→ PROBLEM TO WORK ON: Lift every line from the entries that includes the word "Парка".
--*--
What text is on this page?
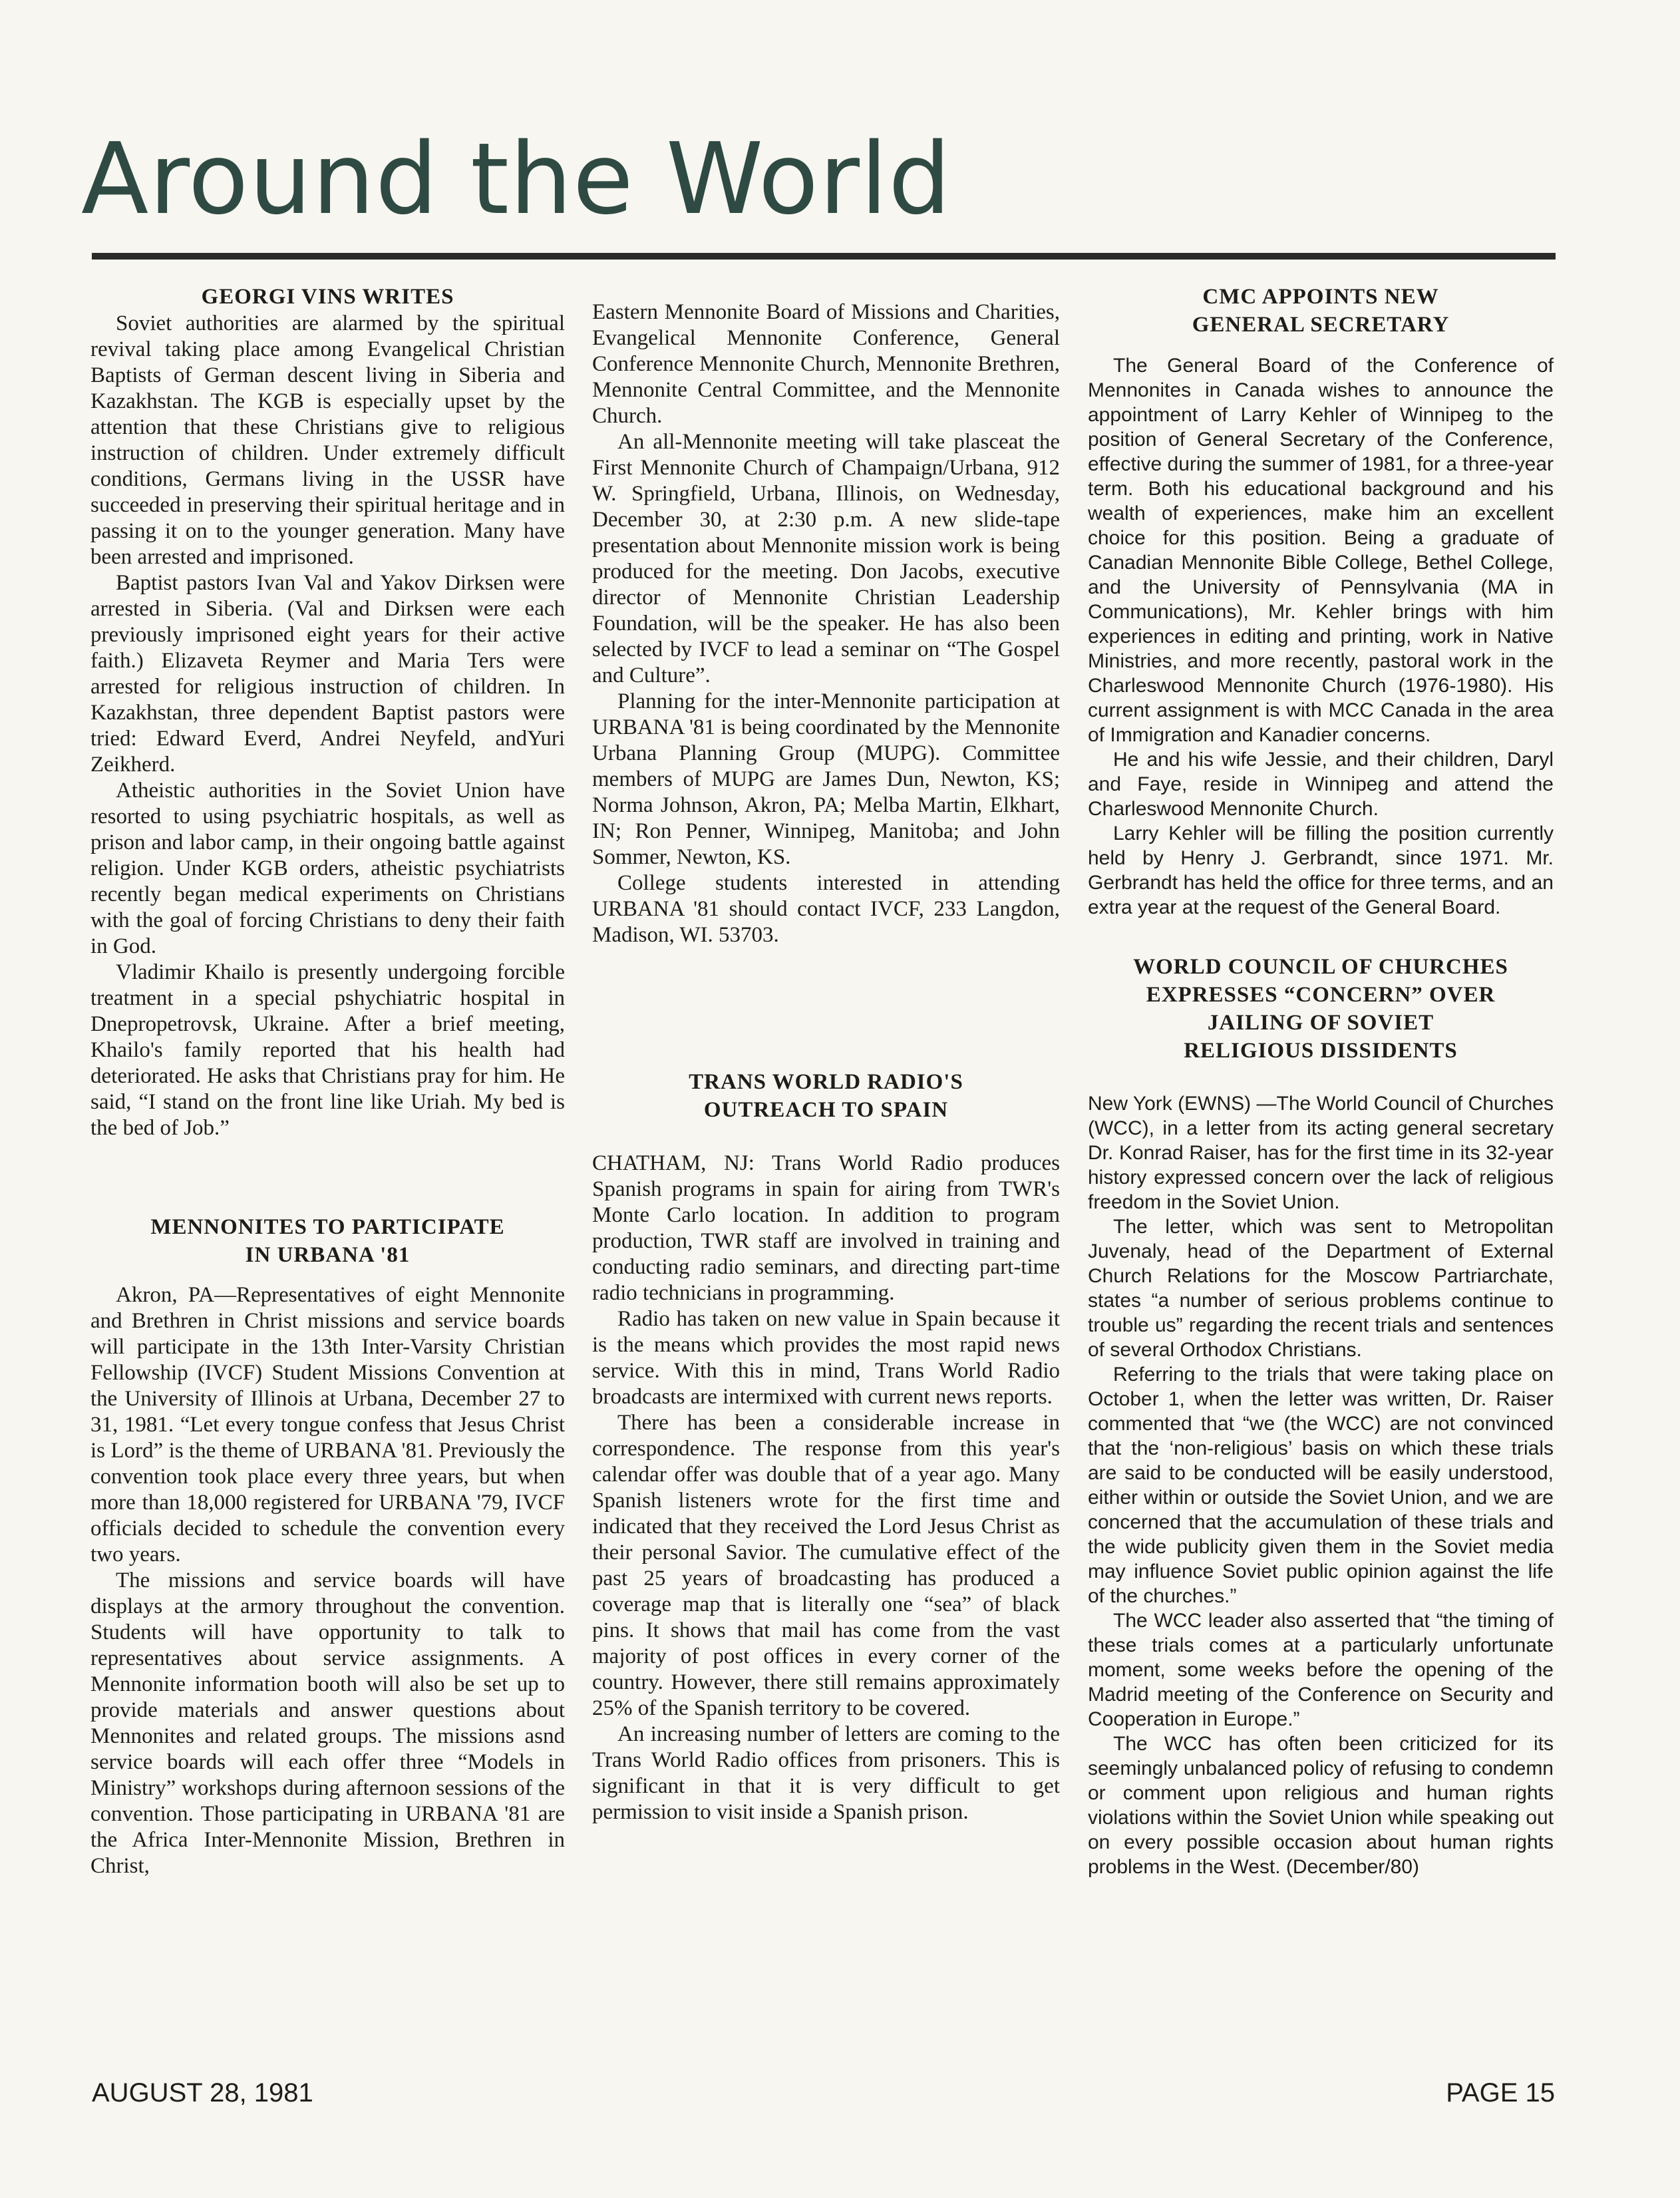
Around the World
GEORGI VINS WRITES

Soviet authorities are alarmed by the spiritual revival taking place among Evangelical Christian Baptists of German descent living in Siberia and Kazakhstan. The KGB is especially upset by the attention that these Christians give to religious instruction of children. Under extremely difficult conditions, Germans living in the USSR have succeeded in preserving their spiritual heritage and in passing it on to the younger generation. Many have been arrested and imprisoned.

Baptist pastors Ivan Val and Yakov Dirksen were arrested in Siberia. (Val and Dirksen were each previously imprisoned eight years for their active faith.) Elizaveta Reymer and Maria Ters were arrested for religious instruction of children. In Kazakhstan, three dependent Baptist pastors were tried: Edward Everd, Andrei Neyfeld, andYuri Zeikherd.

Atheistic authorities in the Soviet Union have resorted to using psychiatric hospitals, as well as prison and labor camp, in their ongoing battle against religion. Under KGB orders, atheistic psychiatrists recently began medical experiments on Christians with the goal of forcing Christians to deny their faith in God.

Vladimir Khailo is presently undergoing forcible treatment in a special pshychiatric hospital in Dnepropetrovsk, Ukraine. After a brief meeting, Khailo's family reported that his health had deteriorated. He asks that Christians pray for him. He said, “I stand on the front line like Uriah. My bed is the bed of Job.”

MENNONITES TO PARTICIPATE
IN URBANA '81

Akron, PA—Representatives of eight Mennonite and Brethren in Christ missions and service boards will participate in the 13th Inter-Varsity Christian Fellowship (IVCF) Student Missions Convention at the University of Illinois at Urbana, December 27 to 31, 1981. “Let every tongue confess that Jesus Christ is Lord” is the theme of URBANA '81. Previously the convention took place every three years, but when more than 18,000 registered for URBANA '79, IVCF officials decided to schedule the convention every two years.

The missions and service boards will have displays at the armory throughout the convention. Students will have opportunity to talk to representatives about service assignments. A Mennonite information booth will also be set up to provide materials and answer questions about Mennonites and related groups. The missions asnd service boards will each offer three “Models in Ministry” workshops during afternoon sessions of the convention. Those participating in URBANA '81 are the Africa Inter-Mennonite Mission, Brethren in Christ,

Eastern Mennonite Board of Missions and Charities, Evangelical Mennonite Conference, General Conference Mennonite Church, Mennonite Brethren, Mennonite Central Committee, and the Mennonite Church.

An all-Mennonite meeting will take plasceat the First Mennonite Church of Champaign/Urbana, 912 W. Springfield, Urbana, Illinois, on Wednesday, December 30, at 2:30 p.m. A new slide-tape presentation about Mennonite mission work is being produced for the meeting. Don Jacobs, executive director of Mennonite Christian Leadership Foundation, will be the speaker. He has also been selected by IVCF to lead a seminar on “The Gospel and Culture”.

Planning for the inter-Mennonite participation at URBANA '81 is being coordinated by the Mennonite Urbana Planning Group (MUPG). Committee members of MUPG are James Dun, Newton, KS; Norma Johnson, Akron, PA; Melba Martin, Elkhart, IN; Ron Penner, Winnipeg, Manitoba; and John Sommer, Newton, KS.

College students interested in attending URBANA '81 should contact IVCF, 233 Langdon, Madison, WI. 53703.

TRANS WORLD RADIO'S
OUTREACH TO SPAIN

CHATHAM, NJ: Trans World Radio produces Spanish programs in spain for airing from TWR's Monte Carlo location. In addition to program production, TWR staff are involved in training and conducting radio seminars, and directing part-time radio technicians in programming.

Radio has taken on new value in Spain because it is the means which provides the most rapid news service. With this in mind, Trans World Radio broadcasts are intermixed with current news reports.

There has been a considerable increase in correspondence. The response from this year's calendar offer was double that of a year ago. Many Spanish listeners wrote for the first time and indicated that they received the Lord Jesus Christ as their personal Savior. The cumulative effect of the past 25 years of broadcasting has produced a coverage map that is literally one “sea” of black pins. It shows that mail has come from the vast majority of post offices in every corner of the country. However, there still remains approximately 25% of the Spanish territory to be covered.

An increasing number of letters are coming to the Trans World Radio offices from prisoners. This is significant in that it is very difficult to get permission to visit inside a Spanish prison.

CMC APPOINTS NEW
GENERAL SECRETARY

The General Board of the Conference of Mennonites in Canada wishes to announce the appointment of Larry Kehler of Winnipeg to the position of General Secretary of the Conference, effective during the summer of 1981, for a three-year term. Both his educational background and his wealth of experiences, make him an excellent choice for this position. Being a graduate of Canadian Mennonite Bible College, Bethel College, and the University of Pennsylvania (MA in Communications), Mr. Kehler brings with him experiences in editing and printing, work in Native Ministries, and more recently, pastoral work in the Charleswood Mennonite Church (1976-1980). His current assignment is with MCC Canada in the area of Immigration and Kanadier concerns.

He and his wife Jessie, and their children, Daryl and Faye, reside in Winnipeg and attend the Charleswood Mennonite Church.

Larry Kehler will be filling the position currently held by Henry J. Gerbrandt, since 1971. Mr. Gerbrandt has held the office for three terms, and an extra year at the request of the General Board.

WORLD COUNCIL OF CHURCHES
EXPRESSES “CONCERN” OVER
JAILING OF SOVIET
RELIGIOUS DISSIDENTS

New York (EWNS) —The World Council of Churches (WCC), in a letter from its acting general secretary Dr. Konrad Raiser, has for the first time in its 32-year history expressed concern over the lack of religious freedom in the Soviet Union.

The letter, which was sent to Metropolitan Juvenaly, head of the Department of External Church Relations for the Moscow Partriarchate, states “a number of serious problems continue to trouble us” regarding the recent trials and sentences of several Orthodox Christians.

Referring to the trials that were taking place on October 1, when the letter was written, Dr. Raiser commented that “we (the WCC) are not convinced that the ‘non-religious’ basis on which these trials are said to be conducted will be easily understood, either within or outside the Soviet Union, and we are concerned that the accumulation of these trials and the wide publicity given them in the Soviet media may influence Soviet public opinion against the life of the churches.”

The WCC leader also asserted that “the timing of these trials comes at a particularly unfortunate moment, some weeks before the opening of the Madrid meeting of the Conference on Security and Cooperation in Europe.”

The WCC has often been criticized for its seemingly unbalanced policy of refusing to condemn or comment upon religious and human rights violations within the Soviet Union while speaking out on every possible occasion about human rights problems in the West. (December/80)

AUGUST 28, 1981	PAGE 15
--*--
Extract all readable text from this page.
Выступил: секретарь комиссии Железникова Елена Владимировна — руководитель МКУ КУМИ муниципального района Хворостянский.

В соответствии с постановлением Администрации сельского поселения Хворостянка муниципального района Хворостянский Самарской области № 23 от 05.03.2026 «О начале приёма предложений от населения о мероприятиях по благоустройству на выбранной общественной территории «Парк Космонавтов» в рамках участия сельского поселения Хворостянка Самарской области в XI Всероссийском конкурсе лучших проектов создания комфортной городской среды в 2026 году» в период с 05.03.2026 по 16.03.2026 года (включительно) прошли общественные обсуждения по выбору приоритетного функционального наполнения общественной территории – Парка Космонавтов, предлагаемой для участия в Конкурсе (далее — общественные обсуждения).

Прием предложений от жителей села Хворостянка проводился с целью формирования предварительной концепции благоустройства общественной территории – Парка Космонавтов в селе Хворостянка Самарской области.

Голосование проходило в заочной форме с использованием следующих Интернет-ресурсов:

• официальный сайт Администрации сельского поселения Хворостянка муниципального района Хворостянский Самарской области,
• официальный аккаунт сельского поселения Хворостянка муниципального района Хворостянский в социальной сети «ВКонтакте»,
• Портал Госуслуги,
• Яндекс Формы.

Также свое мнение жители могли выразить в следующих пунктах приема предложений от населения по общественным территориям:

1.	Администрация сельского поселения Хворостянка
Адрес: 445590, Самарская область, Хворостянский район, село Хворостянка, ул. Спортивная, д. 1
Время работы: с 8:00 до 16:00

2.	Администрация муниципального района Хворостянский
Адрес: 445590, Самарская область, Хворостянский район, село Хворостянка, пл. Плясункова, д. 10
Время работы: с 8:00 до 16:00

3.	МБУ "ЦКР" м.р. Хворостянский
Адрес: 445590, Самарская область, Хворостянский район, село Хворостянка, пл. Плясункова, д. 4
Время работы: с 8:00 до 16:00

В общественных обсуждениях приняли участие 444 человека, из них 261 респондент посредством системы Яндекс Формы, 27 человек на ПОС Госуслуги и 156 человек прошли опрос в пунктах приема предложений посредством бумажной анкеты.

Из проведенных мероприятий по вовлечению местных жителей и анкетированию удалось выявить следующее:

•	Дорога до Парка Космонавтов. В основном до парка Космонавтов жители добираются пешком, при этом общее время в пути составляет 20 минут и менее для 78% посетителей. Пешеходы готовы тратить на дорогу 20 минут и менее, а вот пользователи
--*--
→ RESULT OF THIS TASK:
В соответствии с постановлением Администрации сельского поселения Хворостянка муниципального района Хворостянский Самарской области № 23 от 05.03.2026 «О начале приёма предложений от населения о мероприятиях по благоустройству на выбранной общественной территории «Парк Космонавтов» в рамках участия сельского поселения Хворостянка Самарской области в XI Всероссийском конкурсе лучших проектов создания комфортной городской среды в 2026 году» в период с 05.03.2026 по 16.03.2026 года (включительно) прошли общественные обсуждения по выбору приоритетного функционального наполнения общественной территории – Парка Космонавтов, предлагаемой для участия в Конкурсе (далее — общественные обсуждения).
Прием предложений от жителей села Хворостянка проводился с целью формирования предварительной концепции благоустройства общественной территории – Парка Космонавтов в селе Хворостянка Самарской области.
•	Дорога до Парка Космонавтов. В основном до парка Космонавтов жители добираются пешком, при этом общее время в пути составляет 20 минут и менее для 78% посетителей. Пешеходы готовы тратить на дорогу 20 минут и менее, а вот пользователи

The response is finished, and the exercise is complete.